| Given problem |
Below are the records; locate each line with the word "étude" and copy it.

| Given records |

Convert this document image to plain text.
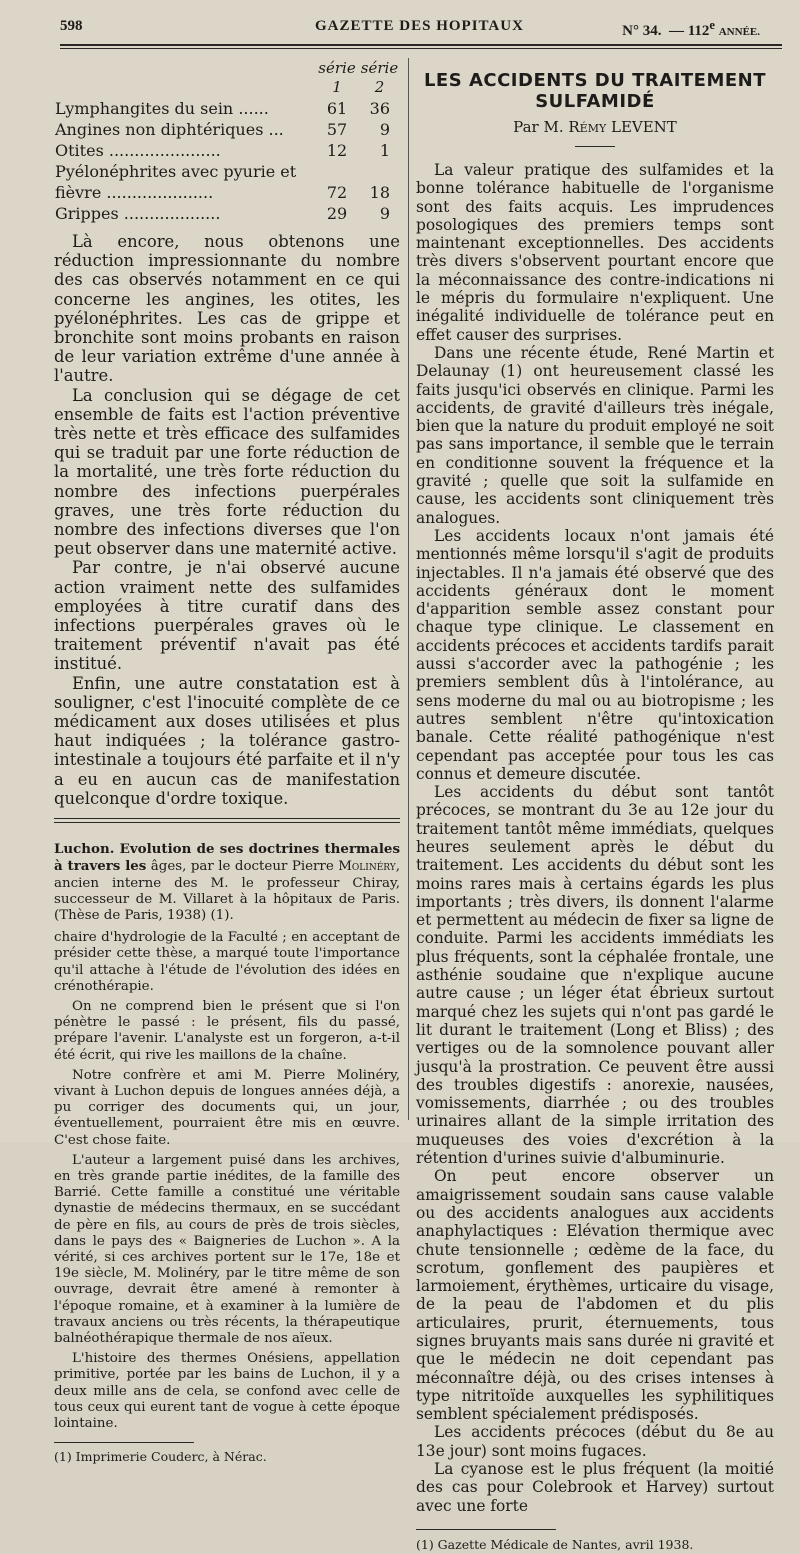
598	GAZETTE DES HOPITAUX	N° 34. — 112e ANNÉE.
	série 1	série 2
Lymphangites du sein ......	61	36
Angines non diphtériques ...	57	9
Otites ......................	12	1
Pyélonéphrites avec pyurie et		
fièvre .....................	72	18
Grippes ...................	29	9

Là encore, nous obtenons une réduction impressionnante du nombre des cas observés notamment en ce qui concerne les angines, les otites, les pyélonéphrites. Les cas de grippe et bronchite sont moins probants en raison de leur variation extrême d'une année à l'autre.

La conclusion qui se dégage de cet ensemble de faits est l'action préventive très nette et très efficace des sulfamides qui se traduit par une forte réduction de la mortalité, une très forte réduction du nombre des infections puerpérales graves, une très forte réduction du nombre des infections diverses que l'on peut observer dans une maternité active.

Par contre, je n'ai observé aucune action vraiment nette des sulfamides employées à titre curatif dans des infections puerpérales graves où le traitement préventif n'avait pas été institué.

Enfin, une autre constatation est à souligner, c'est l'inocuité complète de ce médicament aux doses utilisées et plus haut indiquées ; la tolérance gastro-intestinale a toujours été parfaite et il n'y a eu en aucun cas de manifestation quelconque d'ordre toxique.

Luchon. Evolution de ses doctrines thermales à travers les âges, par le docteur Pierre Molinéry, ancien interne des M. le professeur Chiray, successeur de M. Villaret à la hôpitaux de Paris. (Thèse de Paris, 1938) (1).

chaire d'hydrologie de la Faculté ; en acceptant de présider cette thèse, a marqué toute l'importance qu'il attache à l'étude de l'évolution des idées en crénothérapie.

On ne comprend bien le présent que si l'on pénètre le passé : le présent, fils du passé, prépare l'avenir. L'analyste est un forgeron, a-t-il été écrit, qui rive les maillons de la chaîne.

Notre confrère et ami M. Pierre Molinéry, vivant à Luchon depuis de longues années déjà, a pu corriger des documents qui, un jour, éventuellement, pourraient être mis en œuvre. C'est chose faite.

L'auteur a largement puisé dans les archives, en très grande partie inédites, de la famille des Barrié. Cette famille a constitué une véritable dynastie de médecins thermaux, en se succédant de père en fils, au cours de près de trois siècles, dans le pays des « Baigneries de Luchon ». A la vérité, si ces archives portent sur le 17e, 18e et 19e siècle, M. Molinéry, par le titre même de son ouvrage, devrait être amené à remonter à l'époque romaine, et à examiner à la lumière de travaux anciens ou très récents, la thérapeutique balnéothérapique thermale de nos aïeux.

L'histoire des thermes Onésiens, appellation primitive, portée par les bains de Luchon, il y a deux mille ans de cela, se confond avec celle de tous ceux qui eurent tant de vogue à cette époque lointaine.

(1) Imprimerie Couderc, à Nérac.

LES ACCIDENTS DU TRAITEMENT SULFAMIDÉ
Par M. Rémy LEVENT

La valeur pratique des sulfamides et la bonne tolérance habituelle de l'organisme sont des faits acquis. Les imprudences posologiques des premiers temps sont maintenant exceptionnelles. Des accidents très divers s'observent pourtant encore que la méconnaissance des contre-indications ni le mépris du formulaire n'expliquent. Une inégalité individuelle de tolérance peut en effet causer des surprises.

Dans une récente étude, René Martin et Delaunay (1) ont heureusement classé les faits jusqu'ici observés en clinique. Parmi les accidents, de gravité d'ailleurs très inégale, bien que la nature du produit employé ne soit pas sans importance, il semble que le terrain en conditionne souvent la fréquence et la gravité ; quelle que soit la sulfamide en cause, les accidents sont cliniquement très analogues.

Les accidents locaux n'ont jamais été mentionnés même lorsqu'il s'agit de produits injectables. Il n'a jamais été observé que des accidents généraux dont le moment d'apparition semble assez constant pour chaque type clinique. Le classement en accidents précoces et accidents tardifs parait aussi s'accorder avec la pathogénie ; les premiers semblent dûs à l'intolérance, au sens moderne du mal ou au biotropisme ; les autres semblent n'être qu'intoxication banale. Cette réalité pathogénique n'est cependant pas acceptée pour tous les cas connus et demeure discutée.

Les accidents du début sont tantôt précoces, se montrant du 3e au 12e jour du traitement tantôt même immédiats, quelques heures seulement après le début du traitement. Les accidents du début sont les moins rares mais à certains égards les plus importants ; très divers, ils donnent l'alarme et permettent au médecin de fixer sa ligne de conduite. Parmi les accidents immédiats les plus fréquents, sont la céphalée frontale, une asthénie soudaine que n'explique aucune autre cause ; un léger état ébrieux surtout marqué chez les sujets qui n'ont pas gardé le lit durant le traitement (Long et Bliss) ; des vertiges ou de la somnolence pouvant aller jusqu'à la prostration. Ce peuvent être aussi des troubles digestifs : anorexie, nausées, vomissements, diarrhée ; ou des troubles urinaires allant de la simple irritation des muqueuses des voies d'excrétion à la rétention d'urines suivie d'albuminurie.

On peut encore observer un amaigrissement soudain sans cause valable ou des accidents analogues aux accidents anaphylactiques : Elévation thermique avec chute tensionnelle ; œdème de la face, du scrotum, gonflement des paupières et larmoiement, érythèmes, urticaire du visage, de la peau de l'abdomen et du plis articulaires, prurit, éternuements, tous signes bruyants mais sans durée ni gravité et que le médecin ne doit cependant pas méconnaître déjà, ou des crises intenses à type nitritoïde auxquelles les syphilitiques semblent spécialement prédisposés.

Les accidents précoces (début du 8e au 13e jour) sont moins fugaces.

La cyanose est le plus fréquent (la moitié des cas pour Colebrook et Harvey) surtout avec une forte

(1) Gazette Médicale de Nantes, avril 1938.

---

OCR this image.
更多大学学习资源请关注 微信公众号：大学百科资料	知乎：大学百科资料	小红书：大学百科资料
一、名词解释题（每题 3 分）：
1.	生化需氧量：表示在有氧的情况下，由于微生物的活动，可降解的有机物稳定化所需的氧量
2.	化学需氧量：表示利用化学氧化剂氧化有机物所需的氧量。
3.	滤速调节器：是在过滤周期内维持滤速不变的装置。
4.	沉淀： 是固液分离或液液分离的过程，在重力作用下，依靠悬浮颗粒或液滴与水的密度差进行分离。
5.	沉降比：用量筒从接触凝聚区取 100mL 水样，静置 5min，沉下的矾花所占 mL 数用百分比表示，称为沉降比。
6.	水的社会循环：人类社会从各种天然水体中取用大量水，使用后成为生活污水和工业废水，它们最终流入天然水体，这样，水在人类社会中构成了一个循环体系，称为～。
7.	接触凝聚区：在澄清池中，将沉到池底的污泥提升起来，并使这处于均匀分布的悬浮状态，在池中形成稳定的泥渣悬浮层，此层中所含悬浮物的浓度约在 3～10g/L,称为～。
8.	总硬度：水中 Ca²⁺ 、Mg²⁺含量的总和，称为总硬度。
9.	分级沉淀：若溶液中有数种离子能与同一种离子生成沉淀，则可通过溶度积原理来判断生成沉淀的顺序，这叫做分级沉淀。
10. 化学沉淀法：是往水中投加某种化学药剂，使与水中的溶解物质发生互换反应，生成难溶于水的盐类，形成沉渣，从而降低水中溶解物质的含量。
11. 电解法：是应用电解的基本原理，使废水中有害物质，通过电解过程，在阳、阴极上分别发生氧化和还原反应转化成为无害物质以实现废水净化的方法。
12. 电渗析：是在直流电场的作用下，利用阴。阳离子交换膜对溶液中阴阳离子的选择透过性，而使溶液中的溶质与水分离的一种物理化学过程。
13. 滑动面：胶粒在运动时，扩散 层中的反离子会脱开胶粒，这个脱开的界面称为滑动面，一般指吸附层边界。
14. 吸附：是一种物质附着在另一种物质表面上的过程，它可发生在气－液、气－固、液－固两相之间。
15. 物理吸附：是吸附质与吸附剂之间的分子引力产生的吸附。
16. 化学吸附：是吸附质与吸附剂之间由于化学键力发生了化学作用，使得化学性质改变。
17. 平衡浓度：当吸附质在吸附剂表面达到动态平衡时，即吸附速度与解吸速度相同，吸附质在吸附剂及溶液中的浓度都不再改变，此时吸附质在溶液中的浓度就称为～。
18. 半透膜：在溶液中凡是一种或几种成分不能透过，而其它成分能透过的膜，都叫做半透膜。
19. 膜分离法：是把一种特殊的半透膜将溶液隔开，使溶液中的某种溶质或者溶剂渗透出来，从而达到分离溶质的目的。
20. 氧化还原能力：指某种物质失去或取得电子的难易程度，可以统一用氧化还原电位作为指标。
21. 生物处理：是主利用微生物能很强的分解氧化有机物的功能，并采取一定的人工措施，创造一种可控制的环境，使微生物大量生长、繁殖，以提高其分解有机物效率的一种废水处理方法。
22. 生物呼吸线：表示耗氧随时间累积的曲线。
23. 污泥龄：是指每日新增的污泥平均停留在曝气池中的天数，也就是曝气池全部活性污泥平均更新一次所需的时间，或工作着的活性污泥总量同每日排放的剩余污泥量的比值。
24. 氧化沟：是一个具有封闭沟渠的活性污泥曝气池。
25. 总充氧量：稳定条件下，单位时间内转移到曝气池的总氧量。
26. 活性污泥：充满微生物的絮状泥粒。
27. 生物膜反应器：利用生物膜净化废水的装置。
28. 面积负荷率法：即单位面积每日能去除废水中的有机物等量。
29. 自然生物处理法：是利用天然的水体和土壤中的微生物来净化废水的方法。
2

| Expected answer |
chaire d'hydrologie de la Faculté ; en acceptant de présider cette thèse, a marqué toute l'importance qu'il attache à l'étude de l'évolution des idées en crénothérapie.
Dans une récente étude, René Martin et Delaunay (1) ont heureusement classé les faits jusqu'ici observés en clinique. Parmi les accidents, de gravité d'ailleurs très inégale, bien que la nature du produit employé ne soit pas sans importance, il semble que le terrain en conditionne souvent la fréquence et la gravité ; quelle que soit la sulfamide en cause, les accidents sont cliniquement très analogues.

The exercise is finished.